What this task involves
Select every row that contains the string "организациям".

Data shown
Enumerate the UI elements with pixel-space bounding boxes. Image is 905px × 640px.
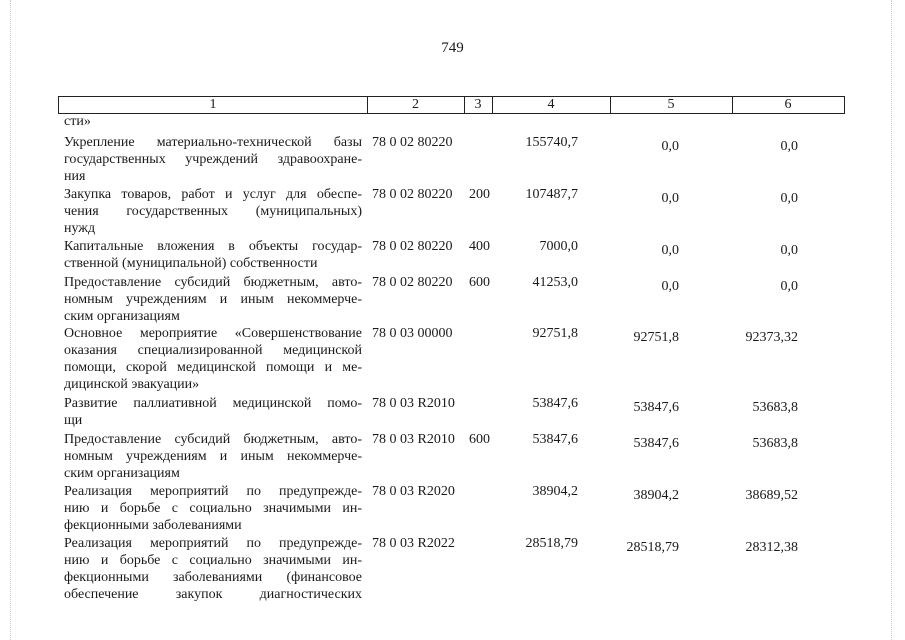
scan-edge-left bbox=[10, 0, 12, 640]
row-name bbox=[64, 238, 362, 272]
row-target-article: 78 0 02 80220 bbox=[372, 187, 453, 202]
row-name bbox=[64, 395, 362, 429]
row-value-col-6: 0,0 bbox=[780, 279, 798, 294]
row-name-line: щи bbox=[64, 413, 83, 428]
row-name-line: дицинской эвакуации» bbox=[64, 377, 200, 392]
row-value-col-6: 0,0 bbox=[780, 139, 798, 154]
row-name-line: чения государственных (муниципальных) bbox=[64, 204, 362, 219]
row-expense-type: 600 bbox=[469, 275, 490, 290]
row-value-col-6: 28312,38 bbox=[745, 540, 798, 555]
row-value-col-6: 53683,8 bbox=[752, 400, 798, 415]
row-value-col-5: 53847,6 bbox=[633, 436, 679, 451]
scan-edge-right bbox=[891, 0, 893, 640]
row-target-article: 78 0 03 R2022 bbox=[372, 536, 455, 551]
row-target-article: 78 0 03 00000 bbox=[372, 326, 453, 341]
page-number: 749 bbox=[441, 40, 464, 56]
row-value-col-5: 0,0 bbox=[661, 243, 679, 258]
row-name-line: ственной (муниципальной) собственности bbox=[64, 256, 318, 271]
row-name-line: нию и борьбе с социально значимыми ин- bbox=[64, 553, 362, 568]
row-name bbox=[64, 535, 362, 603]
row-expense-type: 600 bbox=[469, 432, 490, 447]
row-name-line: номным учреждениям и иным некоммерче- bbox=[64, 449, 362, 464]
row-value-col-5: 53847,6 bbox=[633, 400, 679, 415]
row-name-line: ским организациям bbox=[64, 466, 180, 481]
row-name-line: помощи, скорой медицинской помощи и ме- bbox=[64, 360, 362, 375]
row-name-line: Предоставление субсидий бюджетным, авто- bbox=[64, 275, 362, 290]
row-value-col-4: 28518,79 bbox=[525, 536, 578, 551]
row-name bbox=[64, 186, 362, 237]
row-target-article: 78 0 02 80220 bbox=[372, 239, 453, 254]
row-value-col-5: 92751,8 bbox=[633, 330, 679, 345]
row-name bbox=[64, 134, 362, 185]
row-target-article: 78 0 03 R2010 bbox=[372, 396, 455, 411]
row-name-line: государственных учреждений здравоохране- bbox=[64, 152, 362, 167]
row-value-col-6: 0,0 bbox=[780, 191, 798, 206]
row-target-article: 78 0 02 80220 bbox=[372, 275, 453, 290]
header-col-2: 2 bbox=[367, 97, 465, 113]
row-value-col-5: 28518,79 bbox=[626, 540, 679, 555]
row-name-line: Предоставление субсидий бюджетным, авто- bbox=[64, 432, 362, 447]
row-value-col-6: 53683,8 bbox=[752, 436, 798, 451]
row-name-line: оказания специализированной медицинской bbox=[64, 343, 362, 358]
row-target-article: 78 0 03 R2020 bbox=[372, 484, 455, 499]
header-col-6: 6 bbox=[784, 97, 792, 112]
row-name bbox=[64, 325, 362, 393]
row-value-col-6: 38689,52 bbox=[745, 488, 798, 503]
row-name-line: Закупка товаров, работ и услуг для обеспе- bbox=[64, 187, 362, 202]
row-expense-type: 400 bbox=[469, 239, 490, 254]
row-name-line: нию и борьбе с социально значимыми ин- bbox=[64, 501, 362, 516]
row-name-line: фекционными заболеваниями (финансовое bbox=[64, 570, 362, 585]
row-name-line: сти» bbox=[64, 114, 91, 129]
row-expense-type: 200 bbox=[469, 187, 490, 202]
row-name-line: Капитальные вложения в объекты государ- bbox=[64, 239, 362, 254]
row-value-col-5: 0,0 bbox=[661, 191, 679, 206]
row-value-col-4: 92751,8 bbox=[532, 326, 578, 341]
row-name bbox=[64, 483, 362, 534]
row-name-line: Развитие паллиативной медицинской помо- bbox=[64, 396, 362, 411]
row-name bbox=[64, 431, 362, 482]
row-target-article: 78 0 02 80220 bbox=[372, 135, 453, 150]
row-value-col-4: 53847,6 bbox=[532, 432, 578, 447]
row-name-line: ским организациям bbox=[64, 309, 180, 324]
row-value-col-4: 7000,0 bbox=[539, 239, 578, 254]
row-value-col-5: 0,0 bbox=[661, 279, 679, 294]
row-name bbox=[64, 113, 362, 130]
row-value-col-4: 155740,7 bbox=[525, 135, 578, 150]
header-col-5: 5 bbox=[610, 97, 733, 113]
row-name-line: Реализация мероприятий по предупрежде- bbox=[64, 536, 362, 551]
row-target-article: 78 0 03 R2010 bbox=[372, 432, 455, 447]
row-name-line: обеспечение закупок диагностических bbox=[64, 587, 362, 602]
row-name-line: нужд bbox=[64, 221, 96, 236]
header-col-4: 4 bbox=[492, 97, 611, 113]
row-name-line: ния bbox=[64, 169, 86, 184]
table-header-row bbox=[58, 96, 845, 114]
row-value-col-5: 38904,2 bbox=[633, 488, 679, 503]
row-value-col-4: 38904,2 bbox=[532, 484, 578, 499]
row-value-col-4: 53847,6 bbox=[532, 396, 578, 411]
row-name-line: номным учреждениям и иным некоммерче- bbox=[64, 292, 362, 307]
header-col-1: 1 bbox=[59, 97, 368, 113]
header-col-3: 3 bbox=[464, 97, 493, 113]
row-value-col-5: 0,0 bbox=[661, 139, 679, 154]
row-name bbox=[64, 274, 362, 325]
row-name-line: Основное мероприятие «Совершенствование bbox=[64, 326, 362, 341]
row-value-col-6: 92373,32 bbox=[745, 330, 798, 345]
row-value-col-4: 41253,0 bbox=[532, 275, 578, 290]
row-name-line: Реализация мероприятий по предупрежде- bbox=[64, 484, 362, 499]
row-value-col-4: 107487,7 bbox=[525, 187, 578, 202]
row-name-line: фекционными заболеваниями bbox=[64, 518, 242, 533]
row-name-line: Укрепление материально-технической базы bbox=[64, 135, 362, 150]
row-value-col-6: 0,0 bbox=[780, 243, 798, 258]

Written response
row-name-line: ским организациям bbox=[64, 466, 180, 481]
row-name-line: ским организациям bbox=[64, 309, 180, 324]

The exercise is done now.